■ **Goal**:
Of the lines in the records that follow, how many include the word "ready"? Answer with a bare number.
==*==
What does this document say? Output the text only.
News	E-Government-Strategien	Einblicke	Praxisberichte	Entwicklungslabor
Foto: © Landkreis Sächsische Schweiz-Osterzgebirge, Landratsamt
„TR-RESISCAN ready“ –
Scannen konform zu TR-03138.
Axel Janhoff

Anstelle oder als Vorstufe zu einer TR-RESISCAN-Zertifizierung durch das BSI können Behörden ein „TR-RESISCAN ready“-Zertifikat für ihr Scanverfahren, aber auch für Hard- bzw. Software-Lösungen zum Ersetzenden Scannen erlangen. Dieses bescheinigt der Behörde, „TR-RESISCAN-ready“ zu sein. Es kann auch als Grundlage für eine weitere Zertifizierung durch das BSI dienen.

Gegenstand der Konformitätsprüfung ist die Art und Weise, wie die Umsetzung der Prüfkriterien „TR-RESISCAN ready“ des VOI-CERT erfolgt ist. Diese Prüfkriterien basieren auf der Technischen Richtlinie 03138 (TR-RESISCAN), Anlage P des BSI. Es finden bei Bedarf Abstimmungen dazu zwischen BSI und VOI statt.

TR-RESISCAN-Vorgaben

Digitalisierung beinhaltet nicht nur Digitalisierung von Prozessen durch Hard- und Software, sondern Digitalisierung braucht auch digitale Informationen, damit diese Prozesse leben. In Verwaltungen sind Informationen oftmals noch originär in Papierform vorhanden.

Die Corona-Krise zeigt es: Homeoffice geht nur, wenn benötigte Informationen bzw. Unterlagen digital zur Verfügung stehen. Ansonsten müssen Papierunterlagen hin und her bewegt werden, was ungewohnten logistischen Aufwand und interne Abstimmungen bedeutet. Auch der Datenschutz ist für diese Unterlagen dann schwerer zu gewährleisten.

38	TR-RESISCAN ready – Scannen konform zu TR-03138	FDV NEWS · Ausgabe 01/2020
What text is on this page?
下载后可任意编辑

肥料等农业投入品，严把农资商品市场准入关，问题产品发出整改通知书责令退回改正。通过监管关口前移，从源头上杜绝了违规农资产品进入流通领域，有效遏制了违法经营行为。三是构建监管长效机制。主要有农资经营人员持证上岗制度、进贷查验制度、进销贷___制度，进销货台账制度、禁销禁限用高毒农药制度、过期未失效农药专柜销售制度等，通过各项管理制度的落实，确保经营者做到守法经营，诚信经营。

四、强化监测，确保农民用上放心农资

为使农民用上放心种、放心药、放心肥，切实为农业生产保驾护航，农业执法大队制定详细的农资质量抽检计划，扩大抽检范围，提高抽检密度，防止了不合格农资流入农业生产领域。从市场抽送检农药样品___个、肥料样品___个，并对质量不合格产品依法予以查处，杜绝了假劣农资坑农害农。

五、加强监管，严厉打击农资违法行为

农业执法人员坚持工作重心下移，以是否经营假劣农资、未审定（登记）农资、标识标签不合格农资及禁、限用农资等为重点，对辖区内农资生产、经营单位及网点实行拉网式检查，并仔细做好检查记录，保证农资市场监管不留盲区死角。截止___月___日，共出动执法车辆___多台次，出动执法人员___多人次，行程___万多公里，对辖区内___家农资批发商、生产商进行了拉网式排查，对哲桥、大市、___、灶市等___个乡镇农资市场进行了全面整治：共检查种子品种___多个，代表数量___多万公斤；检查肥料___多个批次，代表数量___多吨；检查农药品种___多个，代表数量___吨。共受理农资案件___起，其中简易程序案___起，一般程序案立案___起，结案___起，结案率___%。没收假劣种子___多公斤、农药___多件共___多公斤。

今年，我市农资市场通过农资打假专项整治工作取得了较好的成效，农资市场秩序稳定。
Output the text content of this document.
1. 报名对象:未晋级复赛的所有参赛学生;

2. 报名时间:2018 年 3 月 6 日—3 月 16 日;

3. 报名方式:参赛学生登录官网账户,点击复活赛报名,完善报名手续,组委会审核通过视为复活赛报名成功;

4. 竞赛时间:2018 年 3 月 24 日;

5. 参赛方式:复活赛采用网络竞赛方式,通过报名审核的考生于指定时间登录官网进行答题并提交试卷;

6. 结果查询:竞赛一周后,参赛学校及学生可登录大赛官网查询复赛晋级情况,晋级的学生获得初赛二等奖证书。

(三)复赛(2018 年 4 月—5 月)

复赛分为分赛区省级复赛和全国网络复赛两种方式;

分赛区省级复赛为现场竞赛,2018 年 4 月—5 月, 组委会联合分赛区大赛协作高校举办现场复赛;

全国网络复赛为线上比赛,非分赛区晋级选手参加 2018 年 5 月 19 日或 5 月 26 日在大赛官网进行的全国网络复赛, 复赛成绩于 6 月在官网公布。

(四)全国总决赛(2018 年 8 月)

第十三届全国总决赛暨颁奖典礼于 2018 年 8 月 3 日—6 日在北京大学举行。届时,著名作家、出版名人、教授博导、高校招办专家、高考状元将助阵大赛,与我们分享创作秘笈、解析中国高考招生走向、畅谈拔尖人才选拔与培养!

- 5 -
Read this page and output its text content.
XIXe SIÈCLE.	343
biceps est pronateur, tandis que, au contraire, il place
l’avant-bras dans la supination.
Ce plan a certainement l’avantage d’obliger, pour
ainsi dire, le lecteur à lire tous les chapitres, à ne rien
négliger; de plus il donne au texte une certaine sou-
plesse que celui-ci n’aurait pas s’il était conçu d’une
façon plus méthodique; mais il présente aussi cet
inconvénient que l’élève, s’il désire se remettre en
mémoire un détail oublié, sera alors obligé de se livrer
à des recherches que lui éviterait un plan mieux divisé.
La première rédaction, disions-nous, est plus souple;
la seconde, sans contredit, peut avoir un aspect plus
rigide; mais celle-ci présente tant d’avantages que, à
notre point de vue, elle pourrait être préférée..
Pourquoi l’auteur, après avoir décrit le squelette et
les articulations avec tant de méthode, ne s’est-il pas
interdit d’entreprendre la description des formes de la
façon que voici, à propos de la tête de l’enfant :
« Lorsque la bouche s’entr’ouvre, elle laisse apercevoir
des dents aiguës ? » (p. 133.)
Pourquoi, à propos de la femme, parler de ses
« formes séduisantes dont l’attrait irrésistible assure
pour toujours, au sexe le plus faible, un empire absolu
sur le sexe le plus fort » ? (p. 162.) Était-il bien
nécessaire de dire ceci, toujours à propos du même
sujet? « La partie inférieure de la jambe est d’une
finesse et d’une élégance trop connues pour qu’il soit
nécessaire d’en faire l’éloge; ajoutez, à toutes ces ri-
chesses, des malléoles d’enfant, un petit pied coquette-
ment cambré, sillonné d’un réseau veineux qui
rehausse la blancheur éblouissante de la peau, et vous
==*==
■ **Answer to this task**:
4